§ **STATED PROBLEM**
Extract the complete data exactly as given.

· · · ·

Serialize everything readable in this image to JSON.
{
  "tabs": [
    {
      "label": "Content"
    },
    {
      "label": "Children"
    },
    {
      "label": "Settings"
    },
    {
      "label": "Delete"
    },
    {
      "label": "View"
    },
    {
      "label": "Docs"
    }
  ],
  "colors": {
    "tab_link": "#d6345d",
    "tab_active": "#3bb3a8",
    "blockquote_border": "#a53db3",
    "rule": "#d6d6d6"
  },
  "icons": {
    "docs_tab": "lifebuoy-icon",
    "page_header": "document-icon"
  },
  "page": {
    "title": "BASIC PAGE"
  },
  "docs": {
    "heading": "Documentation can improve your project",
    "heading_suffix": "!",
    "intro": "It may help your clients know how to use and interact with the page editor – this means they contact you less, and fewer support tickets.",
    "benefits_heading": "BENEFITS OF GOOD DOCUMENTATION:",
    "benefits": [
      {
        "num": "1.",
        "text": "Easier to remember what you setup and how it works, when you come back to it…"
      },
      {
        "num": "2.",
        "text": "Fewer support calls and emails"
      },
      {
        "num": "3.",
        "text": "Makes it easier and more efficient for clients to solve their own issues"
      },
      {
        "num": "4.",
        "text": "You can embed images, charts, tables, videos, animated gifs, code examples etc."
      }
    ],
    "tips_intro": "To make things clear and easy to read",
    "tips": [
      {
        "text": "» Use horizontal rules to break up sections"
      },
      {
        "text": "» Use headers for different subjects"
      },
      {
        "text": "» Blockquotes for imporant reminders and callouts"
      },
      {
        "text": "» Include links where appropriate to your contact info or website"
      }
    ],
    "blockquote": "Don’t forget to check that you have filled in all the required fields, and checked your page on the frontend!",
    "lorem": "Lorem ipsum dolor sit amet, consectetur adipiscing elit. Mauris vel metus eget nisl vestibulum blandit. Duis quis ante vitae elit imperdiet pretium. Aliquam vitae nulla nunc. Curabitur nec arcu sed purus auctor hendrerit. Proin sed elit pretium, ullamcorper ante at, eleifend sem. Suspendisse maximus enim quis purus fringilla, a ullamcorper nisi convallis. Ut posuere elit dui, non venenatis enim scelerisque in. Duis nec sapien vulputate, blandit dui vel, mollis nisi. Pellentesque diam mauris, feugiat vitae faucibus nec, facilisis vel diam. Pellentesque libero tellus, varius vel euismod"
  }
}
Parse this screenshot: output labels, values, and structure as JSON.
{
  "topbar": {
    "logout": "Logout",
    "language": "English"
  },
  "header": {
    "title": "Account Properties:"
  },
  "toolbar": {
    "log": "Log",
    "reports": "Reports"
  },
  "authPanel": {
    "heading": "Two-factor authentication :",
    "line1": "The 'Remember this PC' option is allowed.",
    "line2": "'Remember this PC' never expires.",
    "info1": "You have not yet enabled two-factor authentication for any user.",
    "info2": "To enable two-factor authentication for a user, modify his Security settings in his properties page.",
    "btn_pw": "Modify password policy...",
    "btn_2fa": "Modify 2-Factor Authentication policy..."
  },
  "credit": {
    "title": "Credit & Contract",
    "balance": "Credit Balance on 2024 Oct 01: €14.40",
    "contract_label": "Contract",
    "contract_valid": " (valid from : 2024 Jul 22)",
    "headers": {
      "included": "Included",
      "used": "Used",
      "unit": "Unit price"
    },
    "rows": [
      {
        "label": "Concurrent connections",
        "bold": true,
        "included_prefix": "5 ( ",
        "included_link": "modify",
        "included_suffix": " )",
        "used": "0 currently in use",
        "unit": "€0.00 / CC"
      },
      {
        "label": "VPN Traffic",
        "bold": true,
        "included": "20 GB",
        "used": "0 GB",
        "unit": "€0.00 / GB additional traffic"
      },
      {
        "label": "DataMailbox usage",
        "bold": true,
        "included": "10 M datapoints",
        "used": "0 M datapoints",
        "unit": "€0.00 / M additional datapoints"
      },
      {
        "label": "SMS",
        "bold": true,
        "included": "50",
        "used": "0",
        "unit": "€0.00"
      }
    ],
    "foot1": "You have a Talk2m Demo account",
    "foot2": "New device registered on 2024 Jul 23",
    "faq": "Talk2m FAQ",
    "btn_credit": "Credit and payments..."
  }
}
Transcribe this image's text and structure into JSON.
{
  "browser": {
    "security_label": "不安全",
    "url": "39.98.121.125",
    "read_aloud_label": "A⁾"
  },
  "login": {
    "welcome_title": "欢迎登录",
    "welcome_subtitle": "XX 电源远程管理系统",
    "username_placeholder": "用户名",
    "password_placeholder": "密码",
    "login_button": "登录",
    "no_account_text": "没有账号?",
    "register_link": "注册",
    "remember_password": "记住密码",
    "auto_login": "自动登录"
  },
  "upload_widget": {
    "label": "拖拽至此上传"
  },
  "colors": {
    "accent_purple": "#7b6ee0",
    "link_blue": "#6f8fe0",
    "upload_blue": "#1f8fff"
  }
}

· · · ·

§ **WRITTEN RESPONSE**
Serialize everything readable in this image to JSON.
{
  "tabs": [
    {
      "label": "Content"
    },
    {
      "label": "Children"
    },
    {
      "label": "Settings"
    },
    {
      "label": "Delete"
    },
    {
      "label": "View"
    },
    {
      "label": "Docs"
    }
  ],
  "colors": {
    "tab_link": "#d6345d",
    "tab_active": "#3bb3a8",
    "blockquote_border": "#a53db3",
    "rule": "#d6d6d6"
  },
  "icons": {
    "docs_tab": "lifebuoy-icon",
    "page_header": "document-icon"
  },
  "page": {
    "title": "BASIC PAGE"
  },
  "docs": {
    "heading": "Documentation can improve your project",
    "heading_suffix": "!",
    "intro": "It may help your clients know how to use and interact with the page editor – this means they contact you less, and fewer support tickets.",
    "benefits_heading": "BENEFITS OF GOOD DOCUMENTATION:",
    "benefits": [
      {
        "num": "1.",
        "text": "Easier to remember what you setup and how it works, when you come back to it…"
      },
      {
        "num": "2.",
        "text": "Fewer support calls and emails"
      },
      {
        "num": "3.",
        "text": "Makes it easier and more efficient for clients to solve their own issues"
      },
      {
        "num": "4.",
        "text": "You can embed images, charts, tables, videos, animated gifs, code examples etc."
      }
    ],
    "tips_intro": "To make things clear and easy to read",
    "tips": [
      {
        "text": "» Use horizontal rules to break up sections"
      },
      {
        "text": "» Use headers for different subjects"
      },
      {
        "text": "» Blockquotes for imporant reminders and callouts"
      },
      {
        "text": "» Include links where appropriate to your contact info or website"
      }
    ],
    "blockquote": "Don’t forget to check that you have filled in all the required fields, and checked your page on the frontend!",
    "lorem": "Lorem ipsum dolor sit amet, consectetur adipiscing elit. Mauris vel metus eget nisl vestibulum blandit. Duis quis ante vitae elit imperdiet pretium. Aliquam vitae nulla nunc. Curabitur nec arcu sed purus auctor hendrerit. Proin sed elit pretium, ullamcorper ante at, eleifend sem. Suspendisse maximus enim quis purus fringilla, a ullamcorper nisi convallis. Ut posuere elit dui, non venenatis enim scelerisque in. Duis nec sapien vulputate, blandit dui vel, mollis nisi. Pellentesque diam mauris, feugiat vitae faucibus nec, facilisis vel diam. Pellentesque libero tellus, varius vel euismod"
  }
}
Parse this screenshot: output labels, values, and structure as JSON.
{
  "topbar": {
    "logout": "Logout",
    "language": "English"
  },
  "header": {
    "title": "Account Properties:"
  },
  "toolbar": {
    "log": "Log",
    "reports": "Reports"
  },
  "authPanel": {
    "heading": "Two-factor authentication :",
    "line1": "The 'Remember this PC' option is allowed.",
    "line2": "'Remember this PC' never expires.",
    "info1": "You have not yet enabled two-factor authentication for any user.",
    "info2": "To enable two-factor authentication for a user, modify his Security settings in his properties page.",
    "btn_pw": "Modify password policy...",
    "btn_2fa": "Modify 2-Factor Authentication policy..."
  },
  "credit": {
    "title": "Credit & Contract",
    "balance": "Credit Balance on 2024 Oct 01: €14.40",
    "contract_label": "Contract",
    "contract_valid": " (valid from : 2024 Jul 22)",
    "headers": {
      "included": "Included",
      "used": "Used",
      "unit": "Unit price"
    },
    "rows": [
      {
        "label": "Concurrent connections",
        "bold": true,
        "included_prefix": "5 ( ",
        "included_link": "modify",
        "included_suffix": " )",
        "used": "0 currently in use",
        "unit": "€0.00 / CC"
      },
      {
        "label": "VPN Traffic",
        "bold": true,
        "included": "20 GB",
        "used": "0 GB",
        "unit": "€0.00 / GB additional traffic"
      },
      {
        "label": "DataMailbox usage",
        "bold": true,
        "included": "10 M datapoints",
        "used": "0 M datapoints",
        "unit": "€0.00 / M additional datapoints"
      },
      {
        "label": "SMS",
        "bold": true,
        "included": "50",
        "used": "0",
        "unit": "€0.00"
      }
    ],
    "foot1": "You have a Talk2m Demo account",
    "foot2": "New device registered on 2024 Jul 23",
    "faq": "Talk2m FAQ",
    "btn_credit": "Credit and payments..."
  }
}
Transcribe this image's text and structure into JSON.
{
  "browser": {
    "security_label": "不安全",
    "url": "39.98.121.125",
    "read_aloud_label": "A⁾"
  },
  "login": {
    "welcome_title": "欢迎登录",
    "welcome_subtitle": "XX 电源远程管理系统",
    "username_placeholder": "用户名",
    "password_placeholder": "密码",
    "login_button": "登录",
    "no_account_text": "没有账号?",
    "register_link": "注册",
    "remember_password": "记住密码",
    "auto_login": "自动登录"
  },
  "upload_widget": {
    "label": "拖拽至此上传"
  },
  "colors": {
    "accent_purple": "#7b6ee0",
    "link_blue": "#6f8fe0",
    "upload_blue": "#1f8fff"
  }
}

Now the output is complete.